■ Aim of the exercise
Examine the records and identify each line that includes the string "Urban". Copy those lines.

■ Dataset rows
((

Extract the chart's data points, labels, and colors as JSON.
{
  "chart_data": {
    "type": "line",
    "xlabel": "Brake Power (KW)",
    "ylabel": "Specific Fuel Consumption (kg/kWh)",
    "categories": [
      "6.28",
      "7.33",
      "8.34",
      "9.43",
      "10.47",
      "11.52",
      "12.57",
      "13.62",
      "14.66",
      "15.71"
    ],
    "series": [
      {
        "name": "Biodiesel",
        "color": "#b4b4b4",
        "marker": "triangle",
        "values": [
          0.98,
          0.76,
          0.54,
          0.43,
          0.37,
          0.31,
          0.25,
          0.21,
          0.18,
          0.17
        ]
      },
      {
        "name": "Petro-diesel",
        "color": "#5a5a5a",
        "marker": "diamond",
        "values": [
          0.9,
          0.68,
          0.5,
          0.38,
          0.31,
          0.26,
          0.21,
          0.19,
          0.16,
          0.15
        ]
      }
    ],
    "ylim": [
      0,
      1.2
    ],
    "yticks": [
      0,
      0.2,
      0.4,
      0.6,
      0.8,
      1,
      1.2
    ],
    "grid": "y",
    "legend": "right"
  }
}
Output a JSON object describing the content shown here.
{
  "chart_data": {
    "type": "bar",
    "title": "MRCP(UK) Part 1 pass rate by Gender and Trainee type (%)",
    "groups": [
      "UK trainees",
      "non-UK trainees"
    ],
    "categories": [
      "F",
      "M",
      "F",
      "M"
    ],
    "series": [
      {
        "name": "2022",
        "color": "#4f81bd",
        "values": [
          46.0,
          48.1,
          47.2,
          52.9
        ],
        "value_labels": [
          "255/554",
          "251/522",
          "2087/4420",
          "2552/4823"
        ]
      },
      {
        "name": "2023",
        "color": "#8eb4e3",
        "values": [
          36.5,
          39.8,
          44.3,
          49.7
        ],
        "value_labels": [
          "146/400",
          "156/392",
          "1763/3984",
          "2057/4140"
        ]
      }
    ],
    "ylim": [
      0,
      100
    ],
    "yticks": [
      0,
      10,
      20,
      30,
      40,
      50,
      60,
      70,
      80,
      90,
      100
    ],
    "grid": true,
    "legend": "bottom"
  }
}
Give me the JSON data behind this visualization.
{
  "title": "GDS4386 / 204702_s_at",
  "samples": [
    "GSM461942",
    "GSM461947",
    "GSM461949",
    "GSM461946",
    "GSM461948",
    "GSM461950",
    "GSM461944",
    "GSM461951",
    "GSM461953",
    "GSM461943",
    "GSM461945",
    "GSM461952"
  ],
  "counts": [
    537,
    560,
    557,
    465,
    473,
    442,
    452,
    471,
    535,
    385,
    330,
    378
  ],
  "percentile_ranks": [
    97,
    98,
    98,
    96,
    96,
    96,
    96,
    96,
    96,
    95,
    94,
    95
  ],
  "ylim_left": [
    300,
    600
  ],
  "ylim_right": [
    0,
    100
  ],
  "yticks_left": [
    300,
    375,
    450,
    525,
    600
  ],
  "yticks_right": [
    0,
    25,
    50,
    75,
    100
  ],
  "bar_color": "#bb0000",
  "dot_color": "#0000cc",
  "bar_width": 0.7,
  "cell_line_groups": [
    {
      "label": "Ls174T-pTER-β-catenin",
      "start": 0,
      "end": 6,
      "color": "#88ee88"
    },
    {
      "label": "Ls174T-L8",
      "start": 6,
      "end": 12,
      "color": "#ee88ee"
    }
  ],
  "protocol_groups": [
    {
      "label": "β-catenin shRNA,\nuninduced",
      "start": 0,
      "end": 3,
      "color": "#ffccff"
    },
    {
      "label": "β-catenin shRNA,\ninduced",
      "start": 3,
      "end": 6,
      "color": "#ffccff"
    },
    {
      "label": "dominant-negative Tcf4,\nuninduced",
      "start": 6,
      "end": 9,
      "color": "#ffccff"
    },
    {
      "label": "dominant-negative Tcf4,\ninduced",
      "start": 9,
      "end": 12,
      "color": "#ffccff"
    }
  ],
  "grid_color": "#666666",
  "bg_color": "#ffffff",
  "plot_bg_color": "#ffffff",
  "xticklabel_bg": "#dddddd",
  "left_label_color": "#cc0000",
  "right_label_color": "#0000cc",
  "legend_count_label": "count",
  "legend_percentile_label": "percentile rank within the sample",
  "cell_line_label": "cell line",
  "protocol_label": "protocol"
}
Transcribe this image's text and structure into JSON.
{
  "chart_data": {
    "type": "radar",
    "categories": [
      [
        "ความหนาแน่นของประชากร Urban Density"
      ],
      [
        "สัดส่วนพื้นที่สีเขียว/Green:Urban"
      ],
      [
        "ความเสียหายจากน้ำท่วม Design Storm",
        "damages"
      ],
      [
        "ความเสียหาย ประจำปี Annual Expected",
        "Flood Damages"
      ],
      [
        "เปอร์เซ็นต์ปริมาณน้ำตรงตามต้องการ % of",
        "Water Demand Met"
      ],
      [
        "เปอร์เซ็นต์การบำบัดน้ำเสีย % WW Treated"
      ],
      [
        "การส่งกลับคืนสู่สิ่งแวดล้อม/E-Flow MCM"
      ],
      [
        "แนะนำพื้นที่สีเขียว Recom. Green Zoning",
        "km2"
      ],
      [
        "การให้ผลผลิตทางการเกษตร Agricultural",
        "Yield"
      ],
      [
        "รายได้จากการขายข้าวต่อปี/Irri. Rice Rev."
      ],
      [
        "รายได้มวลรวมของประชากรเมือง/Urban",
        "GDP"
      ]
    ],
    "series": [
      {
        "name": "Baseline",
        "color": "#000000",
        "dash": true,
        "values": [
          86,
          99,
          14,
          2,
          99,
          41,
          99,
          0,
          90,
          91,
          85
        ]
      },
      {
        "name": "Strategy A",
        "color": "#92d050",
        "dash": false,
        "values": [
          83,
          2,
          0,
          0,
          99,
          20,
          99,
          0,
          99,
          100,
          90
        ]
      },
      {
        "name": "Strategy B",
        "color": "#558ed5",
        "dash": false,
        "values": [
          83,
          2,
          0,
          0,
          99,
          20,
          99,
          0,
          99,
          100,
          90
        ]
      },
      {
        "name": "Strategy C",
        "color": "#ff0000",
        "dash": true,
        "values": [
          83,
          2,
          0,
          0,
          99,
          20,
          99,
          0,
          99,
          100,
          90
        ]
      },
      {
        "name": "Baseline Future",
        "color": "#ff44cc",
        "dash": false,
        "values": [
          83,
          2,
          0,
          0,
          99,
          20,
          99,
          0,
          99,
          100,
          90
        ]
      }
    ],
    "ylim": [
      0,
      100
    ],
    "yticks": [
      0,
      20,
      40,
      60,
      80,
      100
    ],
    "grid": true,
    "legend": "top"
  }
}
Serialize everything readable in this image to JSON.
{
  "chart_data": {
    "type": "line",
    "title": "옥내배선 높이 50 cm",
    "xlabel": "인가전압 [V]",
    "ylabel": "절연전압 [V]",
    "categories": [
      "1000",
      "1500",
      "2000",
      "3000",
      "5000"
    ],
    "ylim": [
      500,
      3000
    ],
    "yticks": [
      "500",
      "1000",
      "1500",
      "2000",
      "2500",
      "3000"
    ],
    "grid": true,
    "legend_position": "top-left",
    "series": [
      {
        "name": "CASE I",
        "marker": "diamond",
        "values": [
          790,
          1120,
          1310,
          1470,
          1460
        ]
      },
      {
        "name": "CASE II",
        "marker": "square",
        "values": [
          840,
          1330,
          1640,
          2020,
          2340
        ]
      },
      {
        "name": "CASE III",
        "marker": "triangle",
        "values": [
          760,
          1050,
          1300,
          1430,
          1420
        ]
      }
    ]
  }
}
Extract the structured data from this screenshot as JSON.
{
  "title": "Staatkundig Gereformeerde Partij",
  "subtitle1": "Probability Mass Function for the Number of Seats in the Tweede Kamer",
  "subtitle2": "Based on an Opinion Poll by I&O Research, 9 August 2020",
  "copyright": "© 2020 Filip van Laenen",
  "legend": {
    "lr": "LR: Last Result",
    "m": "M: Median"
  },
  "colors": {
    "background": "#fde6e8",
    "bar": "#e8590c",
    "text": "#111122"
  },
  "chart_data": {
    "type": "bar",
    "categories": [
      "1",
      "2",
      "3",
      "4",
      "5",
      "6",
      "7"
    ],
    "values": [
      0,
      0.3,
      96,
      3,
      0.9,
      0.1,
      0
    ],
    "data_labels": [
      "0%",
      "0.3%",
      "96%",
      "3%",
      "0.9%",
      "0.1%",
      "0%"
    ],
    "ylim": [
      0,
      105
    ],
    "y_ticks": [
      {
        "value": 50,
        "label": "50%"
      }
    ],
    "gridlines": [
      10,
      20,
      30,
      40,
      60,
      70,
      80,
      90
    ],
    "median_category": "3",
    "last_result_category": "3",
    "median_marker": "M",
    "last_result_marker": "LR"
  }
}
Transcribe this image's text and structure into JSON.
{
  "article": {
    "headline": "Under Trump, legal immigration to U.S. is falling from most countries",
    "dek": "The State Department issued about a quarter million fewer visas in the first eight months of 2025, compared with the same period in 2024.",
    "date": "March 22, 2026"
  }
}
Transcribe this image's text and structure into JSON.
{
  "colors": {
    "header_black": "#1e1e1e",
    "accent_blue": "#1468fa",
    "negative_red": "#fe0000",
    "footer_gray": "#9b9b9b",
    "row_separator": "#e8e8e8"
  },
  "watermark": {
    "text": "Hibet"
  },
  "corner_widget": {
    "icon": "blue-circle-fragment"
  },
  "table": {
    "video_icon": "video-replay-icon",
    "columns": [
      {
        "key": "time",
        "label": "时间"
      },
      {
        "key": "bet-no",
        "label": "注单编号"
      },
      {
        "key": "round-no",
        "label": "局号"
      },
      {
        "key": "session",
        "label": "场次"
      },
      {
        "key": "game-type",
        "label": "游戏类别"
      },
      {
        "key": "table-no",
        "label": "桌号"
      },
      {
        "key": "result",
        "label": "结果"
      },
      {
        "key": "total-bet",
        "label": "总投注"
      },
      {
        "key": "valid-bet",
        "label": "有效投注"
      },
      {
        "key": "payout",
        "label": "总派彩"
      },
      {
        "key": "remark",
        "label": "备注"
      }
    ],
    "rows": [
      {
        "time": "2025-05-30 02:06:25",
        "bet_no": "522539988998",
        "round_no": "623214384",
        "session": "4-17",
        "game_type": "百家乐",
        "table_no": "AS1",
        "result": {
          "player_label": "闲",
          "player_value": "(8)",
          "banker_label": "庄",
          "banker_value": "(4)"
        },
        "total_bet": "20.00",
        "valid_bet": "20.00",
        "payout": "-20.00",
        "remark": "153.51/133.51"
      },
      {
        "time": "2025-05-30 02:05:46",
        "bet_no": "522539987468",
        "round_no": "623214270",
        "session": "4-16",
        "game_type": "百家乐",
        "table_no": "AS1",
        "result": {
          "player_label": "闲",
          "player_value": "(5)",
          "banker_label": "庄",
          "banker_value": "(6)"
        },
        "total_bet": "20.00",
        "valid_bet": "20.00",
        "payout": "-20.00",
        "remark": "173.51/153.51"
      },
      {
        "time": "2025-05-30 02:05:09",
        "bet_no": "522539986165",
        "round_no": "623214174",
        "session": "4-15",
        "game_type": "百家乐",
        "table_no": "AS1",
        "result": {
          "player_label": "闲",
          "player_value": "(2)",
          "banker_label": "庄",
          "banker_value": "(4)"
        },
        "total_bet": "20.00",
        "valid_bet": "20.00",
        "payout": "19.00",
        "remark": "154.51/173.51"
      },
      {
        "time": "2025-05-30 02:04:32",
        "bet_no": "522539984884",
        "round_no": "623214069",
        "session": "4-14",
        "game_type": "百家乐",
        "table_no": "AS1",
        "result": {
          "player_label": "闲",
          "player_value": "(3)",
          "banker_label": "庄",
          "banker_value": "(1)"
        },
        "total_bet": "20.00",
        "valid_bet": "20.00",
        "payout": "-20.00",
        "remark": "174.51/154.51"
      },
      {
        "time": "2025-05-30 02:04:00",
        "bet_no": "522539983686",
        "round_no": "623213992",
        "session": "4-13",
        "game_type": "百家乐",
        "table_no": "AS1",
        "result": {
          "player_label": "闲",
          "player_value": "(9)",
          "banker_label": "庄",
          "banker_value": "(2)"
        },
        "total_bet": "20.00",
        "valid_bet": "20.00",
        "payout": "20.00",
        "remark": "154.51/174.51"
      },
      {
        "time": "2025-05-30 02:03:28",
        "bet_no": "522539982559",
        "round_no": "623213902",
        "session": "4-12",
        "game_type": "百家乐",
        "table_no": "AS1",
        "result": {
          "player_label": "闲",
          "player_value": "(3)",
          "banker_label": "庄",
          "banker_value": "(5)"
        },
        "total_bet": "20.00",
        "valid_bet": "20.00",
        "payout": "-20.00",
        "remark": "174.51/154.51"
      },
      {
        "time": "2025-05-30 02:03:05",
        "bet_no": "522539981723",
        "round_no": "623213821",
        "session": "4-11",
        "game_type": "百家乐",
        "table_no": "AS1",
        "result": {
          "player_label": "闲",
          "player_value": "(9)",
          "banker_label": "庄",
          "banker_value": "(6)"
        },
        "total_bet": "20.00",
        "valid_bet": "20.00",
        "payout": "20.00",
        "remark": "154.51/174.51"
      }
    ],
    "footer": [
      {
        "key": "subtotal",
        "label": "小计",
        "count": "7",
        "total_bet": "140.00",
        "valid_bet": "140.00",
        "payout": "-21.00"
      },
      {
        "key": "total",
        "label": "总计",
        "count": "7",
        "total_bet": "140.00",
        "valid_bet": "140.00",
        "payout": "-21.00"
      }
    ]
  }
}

))

■ Full answer
        "ความหนาแน่นของประชากร Urban Density"
        "สัดส่วนพื้นที่สีเขียว/Green:Urban"
        "รายได้มวลรวมของประชากรเมือง/Urban",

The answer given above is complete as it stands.